What you have to do:
Read the records below and copy each line that contains "could".

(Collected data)
******************************
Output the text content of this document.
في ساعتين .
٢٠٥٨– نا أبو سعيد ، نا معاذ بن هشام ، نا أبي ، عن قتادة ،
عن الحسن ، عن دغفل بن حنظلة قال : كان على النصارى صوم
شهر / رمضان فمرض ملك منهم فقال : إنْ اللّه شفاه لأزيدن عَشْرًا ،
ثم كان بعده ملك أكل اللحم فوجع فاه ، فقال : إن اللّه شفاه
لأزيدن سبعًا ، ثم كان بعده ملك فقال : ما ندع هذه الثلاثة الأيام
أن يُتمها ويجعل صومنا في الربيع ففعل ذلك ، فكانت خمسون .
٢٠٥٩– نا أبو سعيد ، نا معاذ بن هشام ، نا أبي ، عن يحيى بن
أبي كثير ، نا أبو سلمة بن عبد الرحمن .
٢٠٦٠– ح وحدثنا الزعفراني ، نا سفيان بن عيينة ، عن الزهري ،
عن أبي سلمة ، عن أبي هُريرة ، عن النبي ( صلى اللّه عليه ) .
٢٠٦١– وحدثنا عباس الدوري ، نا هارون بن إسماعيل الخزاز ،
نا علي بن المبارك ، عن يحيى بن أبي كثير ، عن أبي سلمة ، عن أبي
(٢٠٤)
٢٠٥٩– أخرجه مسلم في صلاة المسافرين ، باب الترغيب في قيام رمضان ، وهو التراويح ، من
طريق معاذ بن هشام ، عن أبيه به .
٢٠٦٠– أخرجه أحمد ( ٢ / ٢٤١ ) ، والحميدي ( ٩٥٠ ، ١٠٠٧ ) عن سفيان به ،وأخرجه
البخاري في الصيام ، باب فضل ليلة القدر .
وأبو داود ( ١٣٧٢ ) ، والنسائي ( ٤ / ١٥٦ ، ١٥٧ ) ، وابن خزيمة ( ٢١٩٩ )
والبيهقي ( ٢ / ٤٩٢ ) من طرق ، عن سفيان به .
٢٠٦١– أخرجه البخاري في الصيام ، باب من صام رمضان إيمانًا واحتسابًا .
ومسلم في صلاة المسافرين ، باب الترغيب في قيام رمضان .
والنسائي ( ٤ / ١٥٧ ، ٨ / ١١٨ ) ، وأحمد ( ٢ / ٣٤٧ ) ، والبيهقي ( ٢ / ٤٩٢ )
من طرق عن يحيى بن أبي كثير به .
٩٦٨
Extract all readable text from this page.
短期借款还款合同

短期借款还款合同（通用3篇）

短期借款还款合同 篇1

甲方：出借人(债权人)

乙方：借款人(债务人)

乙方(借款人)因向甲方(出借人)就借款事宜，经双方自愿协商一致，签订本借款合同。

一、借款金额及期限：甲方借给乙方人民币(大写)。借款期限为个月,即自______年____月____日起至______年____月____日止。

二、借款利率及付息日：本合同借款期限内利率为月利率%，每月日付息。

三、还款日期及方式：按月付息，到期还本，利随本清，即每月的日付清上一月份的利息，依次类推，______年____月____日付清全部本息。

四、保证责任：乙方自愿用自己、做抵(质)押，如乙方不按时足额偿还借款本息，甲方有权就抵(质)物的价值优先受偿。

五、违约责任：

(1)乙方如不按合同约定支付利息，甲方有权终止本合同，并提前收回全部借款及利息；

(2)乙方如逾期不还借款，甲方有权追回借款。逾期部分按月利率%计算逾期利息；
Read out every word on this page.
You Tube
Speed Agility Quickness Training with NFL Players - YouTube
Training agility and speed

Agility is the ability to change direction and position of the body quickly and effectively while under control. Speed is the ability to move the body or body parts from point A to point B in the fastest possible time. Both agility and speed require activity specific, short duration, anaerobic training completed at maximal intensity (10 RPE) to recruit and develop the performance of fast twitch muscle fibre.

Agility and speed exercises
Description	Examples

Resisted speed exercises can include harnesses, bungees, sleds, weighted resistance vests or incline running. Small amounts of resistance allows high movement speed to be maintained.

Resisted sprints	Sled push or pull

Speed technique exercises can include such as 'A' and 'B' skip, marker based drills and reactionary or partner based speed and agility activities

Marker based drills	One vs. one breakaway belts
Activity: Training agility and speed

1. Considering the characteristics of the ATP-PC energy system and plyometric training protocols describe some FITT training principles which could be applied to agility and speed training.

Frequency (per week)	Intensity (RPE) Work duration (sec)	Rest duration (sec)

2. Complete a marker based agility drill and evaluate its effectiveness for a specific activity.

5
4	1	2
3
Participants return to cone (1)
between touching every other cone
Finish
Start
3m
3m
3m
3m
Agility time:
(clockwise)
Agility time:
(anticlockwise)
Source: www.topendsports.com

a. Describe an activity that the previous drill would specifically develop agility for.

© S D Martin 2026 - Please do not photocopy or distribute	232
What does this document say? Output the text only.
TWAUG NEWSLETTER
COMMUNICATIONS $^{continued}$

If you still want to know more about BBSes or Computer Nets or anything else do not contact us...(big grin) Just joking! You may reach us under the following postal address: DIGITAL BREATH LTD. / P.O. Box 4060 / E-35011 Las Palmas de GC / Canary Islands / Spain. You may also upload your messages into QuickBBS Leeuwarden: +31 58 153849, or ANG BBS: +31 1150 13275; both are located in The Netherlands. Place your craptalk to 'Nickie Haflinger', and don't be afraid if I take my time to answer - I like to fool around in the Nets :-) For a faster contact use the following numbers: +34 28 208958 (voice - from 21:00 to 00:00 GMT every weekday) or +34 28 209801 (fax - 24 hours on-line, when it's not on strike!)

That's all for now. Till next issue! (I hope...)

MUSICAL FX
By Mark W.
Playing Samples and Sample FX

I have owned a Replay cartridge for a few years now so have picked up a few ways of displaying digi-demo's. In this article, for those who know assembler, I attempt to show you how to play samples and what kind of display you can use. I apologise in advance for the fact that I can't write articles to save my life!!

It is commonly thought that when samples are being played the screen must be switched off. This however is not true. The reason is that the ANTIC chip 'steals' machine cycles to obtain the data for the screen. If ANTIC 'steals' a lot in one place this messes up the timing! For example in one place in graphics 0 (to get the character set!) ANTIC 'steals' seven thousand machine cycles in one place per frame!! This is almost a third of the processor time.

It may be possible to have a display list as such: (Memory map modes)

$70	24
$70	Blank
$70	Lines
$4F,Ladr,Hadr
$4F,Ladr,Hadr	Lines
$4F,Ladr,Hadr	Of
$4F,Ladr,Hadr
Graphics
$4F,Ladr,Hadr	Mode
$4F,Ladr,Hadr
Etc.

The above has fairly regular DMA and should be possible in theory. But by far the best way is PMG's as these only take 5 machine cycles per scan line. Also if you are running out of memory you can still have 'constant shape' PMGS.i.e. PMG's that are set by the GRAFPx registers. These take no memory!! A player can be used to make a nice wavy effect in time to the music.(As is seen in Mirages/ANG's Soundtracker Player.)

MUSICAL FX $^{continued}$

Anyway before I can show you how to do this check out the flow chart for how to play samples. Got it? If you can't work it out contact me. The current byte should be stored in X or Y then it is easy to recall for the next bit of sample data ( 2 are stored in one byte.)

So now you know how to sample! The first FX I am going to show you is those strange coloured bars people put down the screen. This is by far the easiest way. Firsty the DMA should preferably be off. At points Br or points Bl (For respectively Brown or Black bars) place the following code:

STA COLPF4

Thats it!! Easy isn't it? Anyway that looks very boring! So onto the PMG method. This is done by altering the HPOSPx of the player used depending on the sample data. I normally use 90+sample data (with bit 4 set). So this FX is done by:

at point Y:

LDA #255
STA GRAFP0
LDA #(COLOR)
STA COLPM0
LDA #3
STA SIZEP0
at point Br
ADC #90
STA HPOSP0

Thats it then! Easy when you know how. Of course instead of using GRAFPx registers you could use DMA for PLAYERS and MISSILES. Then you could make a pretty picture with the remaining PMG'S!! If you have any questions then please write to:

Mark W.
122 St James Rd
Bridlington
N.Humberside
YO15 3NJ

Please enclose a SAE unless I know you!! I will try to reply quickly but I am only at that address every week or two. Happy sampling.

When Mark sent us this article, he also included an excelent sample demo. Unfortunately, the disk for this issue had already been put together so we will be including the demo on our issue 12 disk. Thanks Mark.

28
******************************
Task result:
1. Considering the characteristics of the ATP-PC energy system and plyometric training protocols describe some FITT training principles which could be applied to agility and speed training.
Thats it then! Easy when you know how. Of course instead of using GRAFPx registers you could use DMA for PLAYERS and MISSILES. Then you could make a pretty picture with the remaining PMG'S!! If you have any questions then please write to:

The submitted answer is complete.